Go through the entries below and print each one exactly, leaving out pictures.

_Records to use:_
--- START ---
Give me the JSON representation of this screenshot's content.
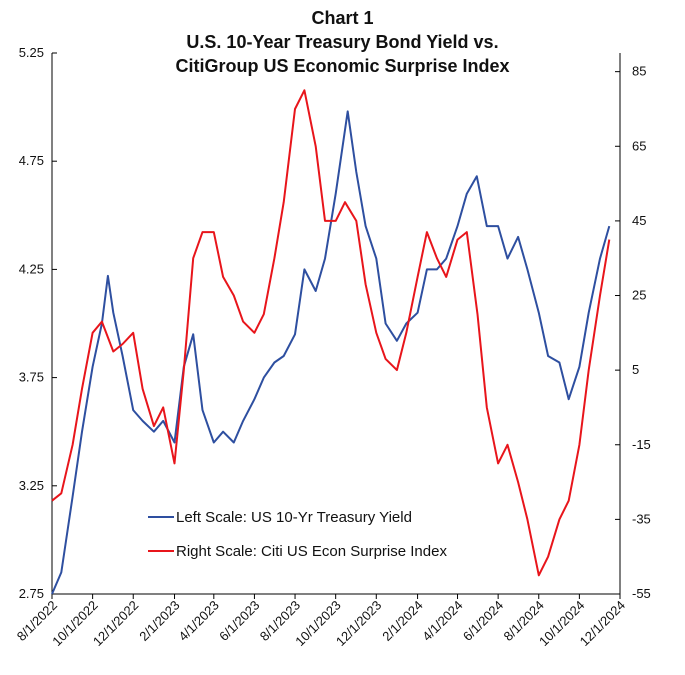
{
  "chart_data": {
    "type": "line",
    "title_lines": [
      "Chart 1",
      "U.S. 10-Year Treasury Bond Yield vs.",
      "CitiGroup US Economic Surprise Index"
    ],
    "left_axis": {
      "ticks": [
        "5.25",
        "4.75",
        "4.25",
        "3.75",
        "3.25",
        "2.75"
      ],
      "ylim": [
        2.75,
        5.25
      ]
    },
    "right_axis": {
      "ticks": [
        "85",
        "65",
        "45",
        "25",
        "5",
        "-15",
        "-35",
        "-55"
      ],
      "ylim": [
        -55,
        90
      ]
    },
    "x_ticks": [
      "8/1/2022",
      "10/1/2022",
      "12/1/2022",
      "2/1/2023",
      "4/1/2023",
      "6/1/2023",
      "8/1/2023",
      "10/1/2023",
      "12/1/2023",
      "2/1/2024",
      "4/1/2024",
      "6/1/2024",
      "8/1/2024",
      "10/1/2024",
      "12/1/2024"
    ],
    "x_range": [
      "8/1/2022",
      "12/1/2024"
    ],
    "grid": false,
    "legend_position": "center-left",
    "series": [
      {
        "name": "Left Scale: US 10-Yr Treasury Yield",
        "axis": "left",
        "color": "#2e4fa0",
        "x": [
          "8/1/2022",
          "8/15/2022",
          "9/1/2022",
          "9/15/2022",
          "10/1/2022",
          "10/15/2022",
          "10/24/2022",
          "11/1/2022",
          "11/15/2022",
          "12/1/2022",
          "12/15/2022",
          "1/1/2023",
          "1/15/2023",
          "2/1/2023",
          "2/15/2023",
          "3/1/2023",
          "3/15/2023",
          "4/1/2023",
          "4/15/2023",
          "5/1/2023",
          "5/15/2023",
          "6/1/2023",
          "6/15/2023",
          "7/1/2023",
          "7/15/2023",
          "8/1/2023",
          "8/15/2023",
          "9/1/2023",
          "9/15/2023",
          "10/1/2023",
          "10/19/2023",
          "11/1/2023",
          "11/15/2023",
          "12/1/2023",
          "12/15/2023",
          "1/1/2024",
          "1/15/2024",
          "2/1/2024",
          "2/15/2024",
          "3/1/2024",
          "3/15/2024",
          "4/1/2024",
          "4/15/2024",
          "4/30/2024",
          "5/15/2024",
          "6/1/2024",
          "6/15/2024",
          "7/1/2024",
          "7/15/2024",
          "8/1/2024",
          "8/15/2024",
          "9/1/2024",
          "9/15/2024",
          "10/1/2024",
          "10/15/2024",
          "11/1/2024",
          "11/15/2024"
        ],
        "values": [
          2.75,
          2.85,
          3.2,
          3.5,
          3.8,
          4.0,
          4.22,
          4.05,
          3.85,
          3.6,
          3.55,
          3.5,
          3.55,
          3.45,
          3.8,
          3.95,
          3.6,
          3.45,
          3.5,
          3.45,
          3.55,
          3.65,
          3.75,
          3.82,
          3.85,
          3.95,
          4.25,
          4.15,
          4.3,
          4.6,
          4.98,
          4.7,
          4.45,
          4.3,
          4.0,
          3.92,
          4.0,
          4.05,
          4.25,
          4.25,
          4.3,
          4.45,
          4.6,
          4.68,
          4.45,
          4.45,
          4.3,
          4.4,
          4.25,
          4.05,
          3.85,
          3.82,
          3.65,
          3.8,
          4.05,
          4.3,
          4.45
        ]
      },
      {
        "name": "Right Scale: Citi US Econ Surprise Index",
        "axis": "right",
        "color": "#e8151b",
        "x": [
          "8/1/2022",
          "8/15/2022",
          "9/1/2022",
          "9/15/2022",
          "10/1/2022",
          "10/15/2022",
          "11/1/2022",
          "11/15/2022",
          "12/1/2022",
          "12/15/2022",
          "1/1/2023",
          "1/15/2023",
          "2/1/2023",
          "2/15/2023",
          "3/1/2023",
          "3/15/2023",
          "4/1/2023",
          "4/15/2023",
          "5/1/2023",
          "5/15/2023",
          "6/1/2023",
          "6/15/2023",
          "7/1/2023",
          "7/15/2023",
          "8/1/2023",
          "8/15/2023",
          "9/1/2023",
          "9/15/2023",
          "10/1/2023",
          "10/15/2023",
          "11/1/2023",
          "11/15/2023",
          "12/1/2023",
          "12/15/2023",
          "1/1/2024",
          "1/15/2024",
          "2/1/2024",
          "2/15/2024",
          "3/1/2024",
          "3/15/2024",
          "4/1/2024",
          "4/15/2024",
          "5/1/2024",
          "5/15/2024",
          "6/1/2024",
          "6/15/2024",
          "7/1/2024",
          "7/15/2024",
          "8/1/2024",
          "8/15/2024",
          "9/1/2024",
          "9/15/2024",
          "10/1/2024",
          "10/15/2024",
          "11/1/2024",
          "11/15/2024"
        ],
        "values": [
          -30,
          -28,
          -15,
          0,
          15,
          18,
          10,
          12,
          15,
          0,
          -10,
          -5,
          -20,
          5,
          35,
          42,
          42,
          30,
          25,
          18,
          15,
          20,
          35,
          50,
          75,
          80,
          65,
          45,
          45,
          50,
          45,
          28,
          15,
          8,
          5,
          15,
          30,
          42,
          35,
          30,
          40,
          42,
          20,
          -5,
          -20,
          -15,
          -25,
          -35,
          -50,
          -45,
          -35,
          -30,
          -15,
          5,
          25,
          40
        ]
      }
    ],
    "legend": [
      "Left Scale: US 10-Yr Treasury Yield",
      "Right Scale: Citi US Econ Surprise Index"
    ]
  }
}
--- END ---
_Completed task:_
Give me the JSON representation of this screenshot's content.
{
  "chart_data": {
    "type": "line",
    "title_lines": [
      "Chart 1",
      "U.S. 10-Year Treasury Bond Yield vs.",
      "CitiGroup US Economic Surprise Index"
    ],
    "left_axis": {
      "ticks": [
        "5.25",
        "4.75",
        "4.25",
        "3.75",
        "3.25",
        "2.75"
      ],
      "ylim": [
        2.75,
        5.25
      ]
    },
    "right_axis": {
      "ticks": [
        "85",
        "65",
        "45",
        "25",
        "5",
        "-15",
        "-35",
        "-55"
      ],
      "ylim": [
        -55,
        90
      ]
    },
    "x_ticks": [
      "8/1/2022",
      "10/1/2022",
      "12/1/2022",
      "2/1/2023",
      "4/1/2023",
      "6/1/2023",
      "8/1/2023",
      "10/1/2023",
      "12/1/2023",
      "2/1/2024",
      "4/1/2024",
      "6/1/2024",
      "8/1/2024",
      "10/1/2024",
      "12/1/2024"
    ],
    "x_range": [
      "8/1/2022",
      "12/1/2024"
    ],
    "grid": false,
    "legend_position": "center-left",
    "series": [
      {
        "name": "Left Scale: US 10-Yr Treasury Yield",
        "axis": "left",
        "color": "#2e4fa0",
        "x": [
          "8/1/2022",
          "8/15/2022",
          "9/1/2022",
          "9/15/2022",
          "10/1/2022",
          "10/15/2022",
          "10/24/2022",
          "11/1/2022",
          "11/15/2022",
          "12/1/2022",
          "12/15/2022",
          "1/1/2023",
          "1/15/2023",
          "2/1/2023",
          "2/15/2023",
          "3/1/2023",
          "3/15/2023",
          "4/1/2023",
          "4/15/2023",
          "5/1/2023",
          "5/15/2023",
          "6/1/2023",
          "6/15/2023",
          "7/1/2023",
          "7/15/2023",
          "8/1/2023",
          "8/15/2023",
          "9/1/2023",
          "9/15/2023",
          "10/1/2023",
          "10/19/2023",
          "11/1/2023",
          "11/15/2023",
          "12/1/2023",
          "12/15/2023",
          "1/1/2024",
          "1/15/2024",
          "2/1/2024",
          "2/15/2024",
          "3/1/2024",
          "3/15/2024",
          "4/1/2024",
          "4/15/2024",
          "4/30/2024",
          "5/15/2024",
          "6/1/2024",
          "6/15/2024",
          "7/1/2024",
          "7/15/2024",
          "8/1/2024",
          "8/15/2024",
          "9/1/2024",
          "9/15/2024",
          "10/1/2024",
          "10/15/2024",
          "11/1/2024",
          "11/15/2024"
        ],
        "values": [
          2.75,
          2.85,
          3.2,
          3.5,
          3.8,
          4.0,
          4.22,
          4.05,
          3.85,
          3.6,
          3.55,
          3.5,
          3.55,
          3.45,
          3.8,
          3.95,
          3.6,
          3.45,
          3.5,
          3.45,
          3.55,
          3.65,
          3.75,
          3.82,
          3.85,
          3.95,
          4.25,
          4.15,
          4.3,
          4.6,
          4.98,
          4.7,
          4.45,
          4.3,
          4.0,
          3.92,
          4.0,
          4.05,
          4.25,
          4.25,
          4.3,
          4.45,
          4.6,
          4.68,
          4.45,
          4.45,
          4.3,
          4.4,
          4.25,
          4.05,
          3.85,
          3.82,
          3.65,
          3.8,
          4.05,
          4.3,
          4.45
        ]
      },
      {
        "name": "Right Scale: Citi US Econ Surprise Index",
        "axis": "right",
        "color": "#e8151b",
        "x": [
          "8/1/2022",
          "8/15/2022",
          "9/1/2022",
          "9/15/2022",
          "10/1/2022",
          "10/15/2022",
          "11/1/2022",
          "11/15/2022",
          "12/1/2022",
          "12/15/2022",
          "1/1/2023",
          "1/15/2023",
          "2/1/2023",
          "2/15/2023",
          "3/1/2023",
          "3/15/2023",
          "4/1/2023",
          "4/15/2023",
          "5/1/2023",
          "5/15/2023",
          "6/1/2023",
          "6/15/2023",
          "7/1/2023",
          "7/15/2023",
          "8/1/2023",
          "8/15/2023",
          "9/1/2023",
          "9/15/2023",
          "10/1/2023",
          "10/15/2023",
          "11/1/2023",
          "11/15/2023",
          "12/1/2023",
          "12/15/2023",
          "1/1/2024",
          "1/15/2024",
          "2/1/2024",
          "2/15/2024",
          "3/1/2024",
          "3/15/2024",
          "4/1/2024",
          "4/15/2024",
          "5/1/2024",
          "5/15/2024",
          "6/1/2024",
          "6/15/2024",
          "7/1/2024",
          "7/15/2024",
          "8/1/2024",
          "8/15/2024",
          "9/1/2024",
          "9/15/2024",
          "10/1/2024",
          "10/15/2024",
          "11/1/2024",
          "11/15/2024"
        ],
        "values": [
          -30,
          -28,
          -15,
          0,
          15,
          18,
          10,
          12,
          15,
          0,
          -10,
          -5,
          -20,
          5,
          35,
          42,
          42,
          30,
          25,
          18,
          15,
          20,
          35,
          50,
          75,
          80,
          65,
          45,
          45,
          50,
          45,
          28,
          15,
          8,
          5,
          15,
          30,
          42,
          35,
          30,
          40,
          42,
          20,
          -5,
          -20,
          -15,
          -25,
          -35,
          -50,
          -45,
          -35,
          -30,
          -15,
          5,
          25,
          40
        ]
      }
    ],
    "legend": [
      "Left Scale: US 10-Yr Treasury Yield",
      "Right Scale: Citi US Econ Surprise Index"
    ]
  }
}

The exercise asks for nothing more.